_Quoted text_:
····················
FEDERAL LABOR RELATIONS AUTHORITY

WASHINGTON, D.C.

AMERICAN FEDERATION OF GOVERNMENT EMPLOYEES

AFL-CIO

COUNCIL OF MARINE CORPS LOCALS, COUNCIL 240

(Union)

and

DEPARTMENT OF THE NAVY

UNITED STATES MARINE CORPS

(Agency)

0-NG-1565

DECISION AND ORDER ON A NEGOTIABILITY ISSUE

March 15, 1990

Before Chairman McKee and Members Talkin and Armendariz.

I. Statement of the Case

This case is before the Authority on a negotiability appeal filed under section 7105(a)(2)(E) of the Federal Service Labor-Management Relations Statute (the Statute). The case concerns the negotiability of one proposal which requires that the standard of "nexus" will apply to disciplinary actions.(1)

For the reasons discussed below, we find that the proposal reflects a statutory requirement which is applicable to adverse actions taken under 5 U.S.C. Chapter 75 and is within the duty to bargain.
····················
_Source material_:
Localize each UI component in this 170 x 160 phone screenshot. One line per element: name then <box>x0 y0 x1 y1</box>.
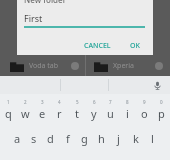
staticText: h <box>98 131 105 146</box>
staticText: w <box>21 106 30 121</box>
staticText: t <box>75 106 79 121</box>
staticText: y <box>91 106 97 121</box>
staticText: CANCEL <box>84 41 111 51</box>
staticText: Voda tab <box>29 61 59 71</box>
staticText: Xperia <box>113 61 134 71</box>
staticText: 5 <box>76 99 79 105</box>
staticText: 1 <box>7 99 10 105</box>
button[interactable]: s <box>25 124 42 152</box>
button[interactable]: h <box>93 124 110 152</box>
staticText: 0 <box>160 99 163 105</box>
button[interactable]: 7 <box>102 96 119 124</box>
button[interactable]: 6 <box>85 96 102 124</box>
staticText: r <box>57 106 62 121</box>
staticText: l <box>151 131 154 146</box>
button[interactable]: 5 <box>68 96 85 124</box>
button[interactable]: l <box>144 124 161 152</box>
staticText: f <box>66 131 70 146</box>
staticText: q <box>5 106 12 121</box>
button[interactable]: k <box>127 124 144 152</box>
button[interactable]: d <box>42 124 59 152</box>
staticText: d <box>47 131 54 146</box>
staticText: 3 <box>41 99 44 105</box>
staticText: a <box>14 131 21 146</box>
staticText: First <box>24 12 43 24</box>
staticText: s <box>31 131 37 146</box>
staticText: o <box>141 106 148 121</box>
button[interactable]: 0 <box>153 96 170 124</box>
button[interactable]: f <box>59 124 76 152</box>
button[interactable]: j <box>110 124 127 152</box>
staticText: 4 <box>58 99 61 105</box>
button[interactable]: a <box>9 124 25 152</box>
staticText: u <box>107 106 114 121</box>
button[interactable]: 1 <box>0 96 17 124</box>
staticText: i <box>126 106 129 121</box>
button[interactable]: 9 <box>136 96 153 124</box>
button[interactable]: Xperia <box>88 56 166 76</box>
staticText: e <box>39 106 46 121</box>
staticText: 6 <box>93 99 96 105</box>
staticText: 8 <box>126 99 129 105</box>
staticText: p <box>158 106 165 121</box>
staticText: g <box>81 131 88 146</box>
staticText: New folder <box>24 0 67 5</box>
staticText: k <box>133 131 139 146</box>
button[interactable]: First <box>24 9 145 26</box>
button[interactable]: OK <box>125 38 145 54</box>
button[interactable]: 4 <box>51 96 68 124</box>
staticText: OK <box>130 41 140 51</box>
button[interactable]: 2 <box>17 96 34 124</box>
button[interactable]: 8 <box>119 96 136 124</box>
button[interactable]: 3 <box>34 96 51 124</box>
button[interactable]: g <box>76 124 93 152</box>
staticText: 9 <box>143 99 146 105</box>
button[interactable]: CANCEL <box>79 38 116 54</box>
button[interactable]: Voice input <box>150 78 164 92</box>
button[interactable]: Voda tab <box>4 56 82 76</box>
staticText: j <box>117 131 120 146</box>
staticText: 2 <box>24 99 27 105</box>
staticText: 7 <box>109 99 112 105</box>
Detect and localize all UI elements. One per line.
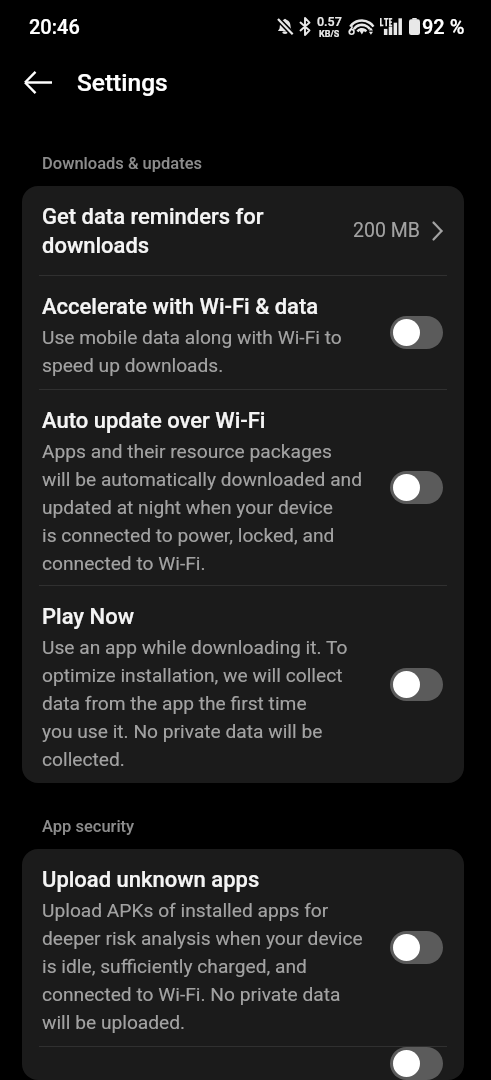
button[interactable]: Toggle setting — [390, 931, 443, 964]
staticText: Upload APKs of installed apps for deeper… — [42, 895, 363, 1035]
staticText: 0.57 — [317, 14, 342, 29]
staticText: Use an app while downloading it. To opti… — [42, 632, 348, 772]
staticText: Apps and their resource packages will be… — [42, 436, 363, 576]
staticText: Accelerate with Wi-Fi & data — [42, 291, 319, 320]
button[interactable]: Toggle setting — [390, 1047, 443, 1080]
staticText: Downloads & updates — [42, 153, 203, 173]
button[interactable]: Automatically detect risky apps — [22, 1047, 464, 1080]
staticText: KB/S — [319, 29, 340, 39]
button[interactable]: Upload unknown apps — [22, 849, 464, 1046]
button[interactable]: Accelerate with Wi-Fi & data — [22, 276, 464, 389]
staticText: Auto update over Wi-Fi — [42, 405, 266, 434]
staticText: 200 MB — [353, 219, 420, 242]
staticText: 20:46 — [29, 15, 80, 38]
button[interactable]: Get data reminders for downloads — [22, 186, 464, 275]
staticText: App security — [42, 816, 135, 836]
button[interactable]: Toggle setting — [390, 471, 443, 504]
staticText: Settings — [77, 68, 168, 97]
button[interactable]: Toggle setting — [390, 668, 443, 701]
button[interactable]: Play Now — [22, 586, 464, 783]
staticText: 92 % — [422, 15, 465, 38]
button[interactable]: Toggle setting — [390, 316, 443, 349]
staticText: Use mobile data along with Wi-Fi to spee… — [42, 322, 342, 378]
button[interactable]: Back — [14, 58, 62, 106]
staticText: Upload unknown apps — [42, 864, 260, 893]
staticText: Play Now — [42, 601, 135, 630]
staticText: Get data reminders for downloads — [42, 201, 264, 259]
button[interactable]: Auto update over Wi-Fi — [22, 390, 464, 585]
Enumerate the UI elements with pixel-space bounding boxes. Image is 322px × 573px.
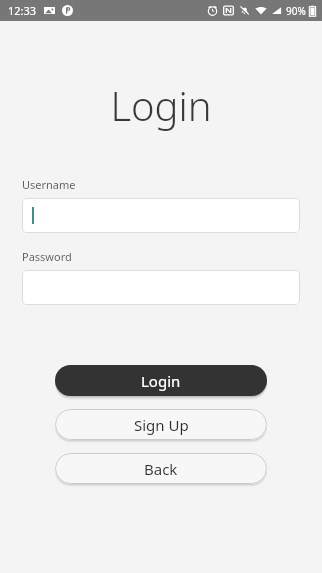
staticText: Login [141,371,181,391]
button[interactable]: Username input [22,198,300,233]
staticText: Password [22,249,72,264]
button[interactable]: Login [55,365,267,396]
staticText: Login [0,78,322,132]
button[interactable]: Sign Up [55,409,267,440]
staticText: Back [144,459,178,479]
button[interactable]: Back [55,453,267,484]
staticText: 90% [286,4,306,18]
staticText: Username [22,177,76,192]
staticText: Sign Up [134,415,189,435]
staticText: 12:33 [8,3,37,18]
button[interactable]: Password input [22,270,300,305]
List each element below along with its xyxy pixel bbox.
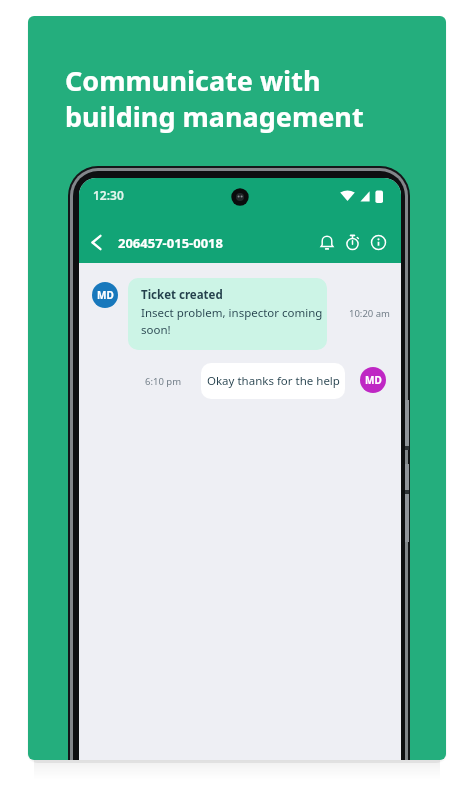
button[interactable]: Okay thanks for the help	[201, 363, 345, 399]
staticText: 12:30	[93, 187, 124, 203]
staticText: 6:10 pm	[145, 375, 182, 388]
button[interactable]	[85, 231, 107, 253]
staticText: 206457-015-0018	[118, 234, 223, 252]
staticText: Ticket created	[141, 287, 223, 303]
staticText: Okay thanks for the help	[207, 373, 340, 389]
staticText: Communicate with building management	[65, 62, 364, 135]
staticText: 10:20 am	[349, 307, 390, 320]
staticText: MD	[97, 288, 114, 302]
staticText: Insect problem, inspector coming soon!	[141, 305, 323, 338]
button[interactable]	[367, 231, 390, 254]
button[interactable]: Ticket created	[128, 278, 327, 350]
button[interactable]	[341, 231, 364, 254]
staticText: MD	[365, 373, 382, 387]
button[interactable]	[315, 231, 338, 254]
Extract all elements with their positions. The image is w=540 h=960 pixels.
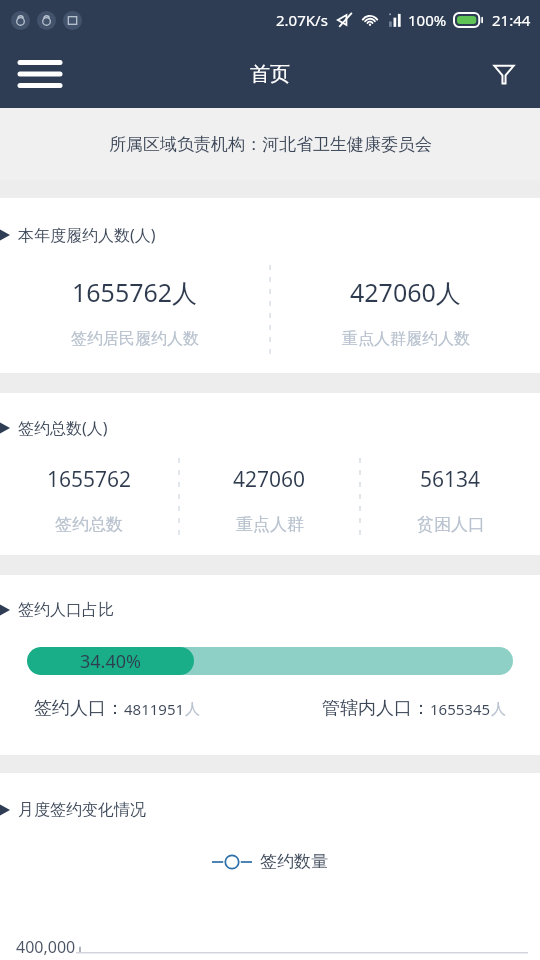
staticText: 所属区域负责机构：河北省卫生健康委员会 <box>109 134 432 155</box>
staticText: 1655762 <box>47 465 132 494</box>
staticText: 签约数量 <box>260 851 328 872</box>
staticText: 21:44 <box>492 10 531 30</box>
staticText: 2.07K/s <box>276 10 328 30</box>
staticText: 100% <box>408 10 447 30</box>
staticText: 管辖内人口： <box>322 697 430 720</box>
staticText: 1655762人 <box>72 275 198 309</box>
staticText: 本年度履约人数(人) <box>18 224 156 246</box>
staticText: 427060人 <box>350 275 461 309</box>
staticText: 1655345 <box>430 699 491 719</box>
staticText: 签约人口： <box>34 697 124 720</box>
staticText: 签约总数 <box>55 514 123 535</box>
staticText: 签约居民履约人数 <box>71 329 199 349</box>
staticText: 56134 <box>420 465 481 494</box>
staticText: 400,000 <box>16 936 76 958</box>
staticText: 4811951 <box>124 699 185 719</box>
staticText: 34.40% <box>80 649 141 674</box>
staticText: 重点人群 <box>236 514 304 535</box>
staticText: 贫困人口 <box>417 514 485 535</box>
button[interactable]: Menu <box>16 50 64 98</box>
staticText: 签约人口占比 <box>18 600 114 620</box>
staticText: 人 <box>491 700 506 719</box>
staticText: 427060 <box>233 465 306 494</box>
staticText: 人 <box>185 700 200 719</box>
staticText: 首页 <box>250 62 290 87</box>
button[interactable]: Filter <box>482 52 526 96</box>
staticText: 重点人群履约人数 <box>342 329 470 349</box>
staticText: 签约总数(人) <box>18 417 108 439</box>
staticText: 月度签约变化情况 <box>18 800 146 820</box>
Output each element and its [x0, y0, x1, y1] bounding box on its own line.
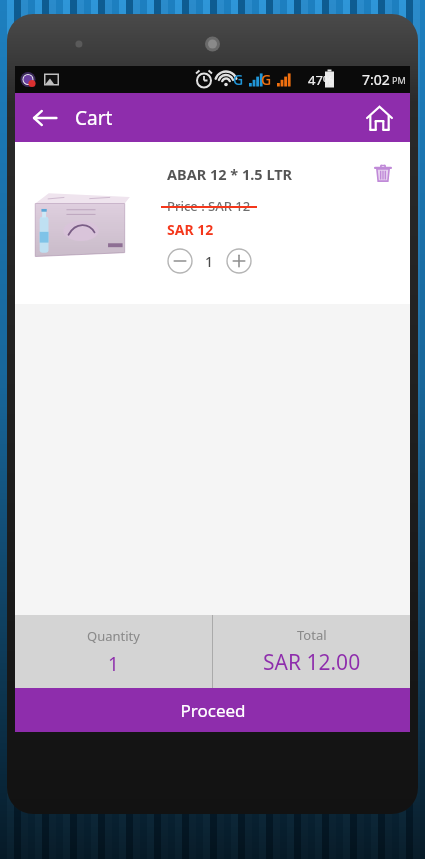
button[interactable]: Proceed — [15, 688, 410, 732]
staticText: Price : SAR 12 — [167, 197, 251, 215]
staticText: PM — [392, 74, 406, 86]
staticText: Proceed — [180, 699, 246, 722]
button[interactable]: ABAR 12 * 1.5 LTR — [15, 142, 410, 304]
staticText: 1 — [205, 252, 214, 271]
button[interactable]: Decrease quantity — [167, 248, 193, 274]
button[interactable]: Delete item — [366, 156, 400, 190]
staticText: SAR 12.00 — [263, 648, 361, 677]
staticText: Cart — [75, 105, 113, 131]
button[interactable]: Back — [25, 98, 65, 138]
staticText: 47% — [308, 71, 334, 89]
staticText: ABAR 12 * 1.5 LTR — [167, 164, 293, 184]
button[interactable]: Increase quantity — [226, 248, 252, 274]
staticText: G — [261, 70, 272, 89]
staticText: Total — [297, 626, 327, 644]
staticText: 7:02 — [362, 70, 390, 89]
staticText: 1 — [108, 651, 119, 677]
button[interactable]: Home — [358, 97, 400, 139]
staticText: SAR 12 — [167, 220, 214, 239]
staticText: Quantity — [87, 627, 140, 645]
staticText: G — [233, 70, 244, 89]
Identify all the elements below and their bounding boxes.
····················
_Required task A_: Repeat verbatim the lines of the entries above, starting at the line containing "staticText: Login [141,371,181,391]" and ending at the line containing "staticText: 90% [286,4,306,18]", with both of those lines included.
_Required task B_: Continue the Federal Labor Relations Authority decision on the negotiability issue, picking up after its final sentence above.

_Task output A_:
staticText: Login [141,371,181,391]
button[interactable]: Username input [22,198,300,233]
staticText: Password [22,249,72,264]
button[interactable]: Login [55,365,267,396]
staticText: Login [0,78,322,132]
button[interactable]: Sign Up [55,409,267,440]
staticText: Back [144,459,178,479]
button[interactable]: Back [55,453,267,484]
staticText: 90% [286,4,306,18]

_Task output B_:
II. The Proposal

Subject to applicable law, rule and regulation, employees shall have the right to direct and/or fully pursue their private lives, personal welfare and personal beliefs without interference, coercion or discrimination by the employer so long as such activities do not conflict with job responsibilities. The standard of nexus shall apply. (Only the underlined sentence is in dispute.)

III. Positions of the Parties

A. The Agency

The Agency contends that by prescribing a "nexus" standard in evaluating employee conduct, the proposal interferes with its authority to take disciplinary action under section 7106(a)(2)(A) of the Statute. The Agency maintains that, like the proposals found nonnegotiable in National Federation of Federal Employees, Council of Veterans Administration Locals and Veterans Administration, 31 FLRA 360 (1988) (Proposals 19 and 20) (NFFE), remanded sub nom. Veterans Administration v. FLRA, No. 88-1314 (D.C. Cir. Sept. 27, 1988), the proposal in this case places substantive limitations on management's right to take disciplinary action by establishing a particular relationship between the employee's conduct and the employee's job performance which must exist in order to sustain a disciplinary action.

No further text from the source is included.